TASK PROMPT – Set every record down verbatim and omit the pictures.

PROVIDED RECORDS –
____________________
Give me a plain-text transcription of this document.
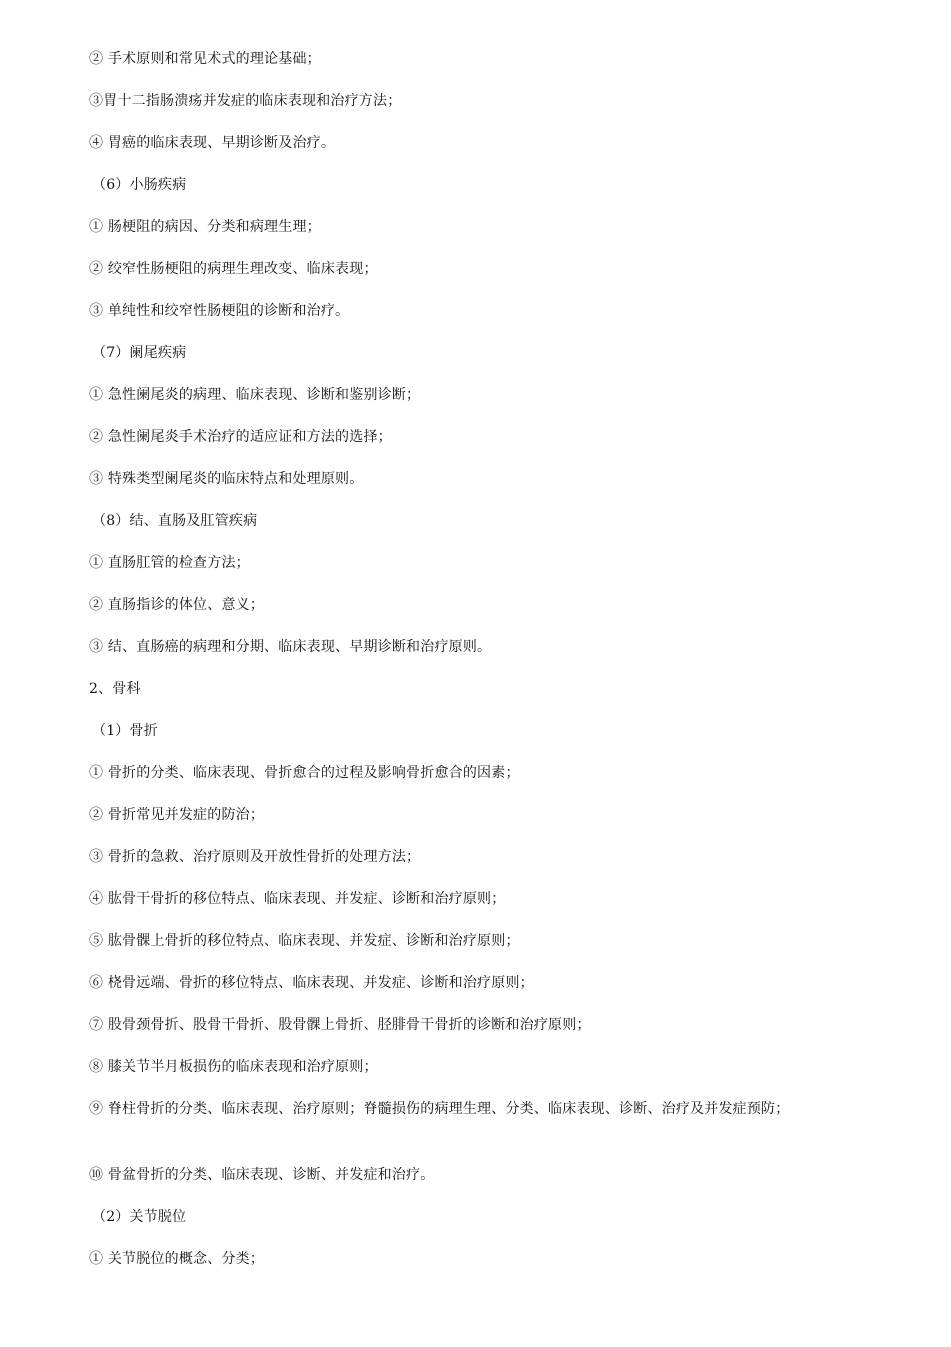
② 手术原则和常见术式的理论基础；
③胃十二指肠溃疡并发症的临床表现和治疗方法；
④ 胃癌的临床表现、早期诊断及治疗。
（6）小肠疾病
① 肠梗阻的病因、分类和病理生理；
② 绞窄性肠梗阻的病理生理改变、临床表现；
③ 单纯性和绞窄性肠梗阻的诊断和治疗。
（7）阑尾疾病
① 急性阑尾炎的病理、临床表现、诊断和鉴别诊断；
② 急性阑尾炎手术治疗的适应证和方法的选择；
③ 特殊类型阑尾炎的临床特点和处理原则。
（8）结、直肠及肛管疾病
① 直肠肛管的检查方法；
② 直肠指诊的体位、意义；
③ 结、直肠癌的病理和分期、临床表现、早期诊断和治疗原则。
2、骨科
（1）骨折
① 骨折的分类、临床表现、骨折愈合的过程及影响骨折愈合的因素；
② 骨折常见并发症的防治；
③ 骨折的急救、治疗原则及开放性骨折的处理方法；
④ 肱骨干骨折的移位特点、临床表现、并发症、诊断和治疗原则；
⑤ 肱骨髁上骨折的移位特点、临床表现、并发症、诊断和治疗原则；
⑥ 桡骨远端、骨折的移位特点、临床表现、并发症、诊断和治疗原则；
⑦ 股骨颈骨折、股骨干骨折、股骨髁上骨折、胫腓骨干骨折的诊断和治疗原则；
⑧ 膝关节半月板损伤的临床表现和治疗原则；
⑨ 脊柱骨折的分类、临床表现、治疗原则；脊髓损伤的病理生理、分类、临床表现、诊断、治疗及并发症预防；
⑩ 骨盆骨折的分类、临床表现、诊断、并发症和治疗。
（2）关节脱位
① 关节脱位的概念、分类；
____________________
SOLVED EXERCISE –
Give me a plain-text transcription of this document.
② 手术原则和常见术式的理论基础；
③胃十二指肠溃疡并发症的临床表现和治疗方法；
④ 胃癌的临床表现、早期诊断及治疗。
（6）小肠疾病
① 肠梗阻的病因、分类和病理生理；
② 绞窄性肠梗阻的病理生理改变、临床表现；
③ 单纯性和绞窄性肠梗阻的诊断和治疗。
（7）阑尾疾病
① 急性阑尾炎的病理、临床表现、诊断和鉴别诊断；
② 急性阑尾炎手术治疗的适应证和方法的选择；
③ 特殊类型阑尾炎的临床特点和处理原则。
（8）结、直肠及肛管疾病
① 直肠肛管的检查方法；
② 直肠指诊的体位、意义；
③ 结、直肠癌的病理和分期、临床表现、早期诊断和治疗原则。
2、骨科
（1）骨折
① 骨折的分类、临床表现、骨折愈合的过程及影响骨折愈合的因素；
② 骨折常见并发症的防治；
③ 骨折的急救、治疗原则及开放性骨折的处理方法；
④ 肱骨干骨折的移位特点、临床表现、并发症、诊断和治疗原则；
⑤ 肱骨髁上骨折的移位特点、临床表现、并发症、诊断和治疗原则；
⑥ 桡骨远端、骨折的移位特点、临床表现、并发症、诊断和治疗原则；
⑦ 股骨颈骨折、股骨干骨折、股骨髁上骨折、胫腓骨干骨折的诊断和治疗原则；
⑧ 膝关节半月板损伤的临床表现和治疗原则；
⑨ 脊柱骨折的分类、临床表现、治疗原则；脊髓损伤的病理生理、分类、临床表现、诊断、治疗及并发症预防；
⑩ 骨盆骨折的分类、临床表现、诊断、并发症和治疗。
（2）关节脱位
① 关节脱位的概念、分类；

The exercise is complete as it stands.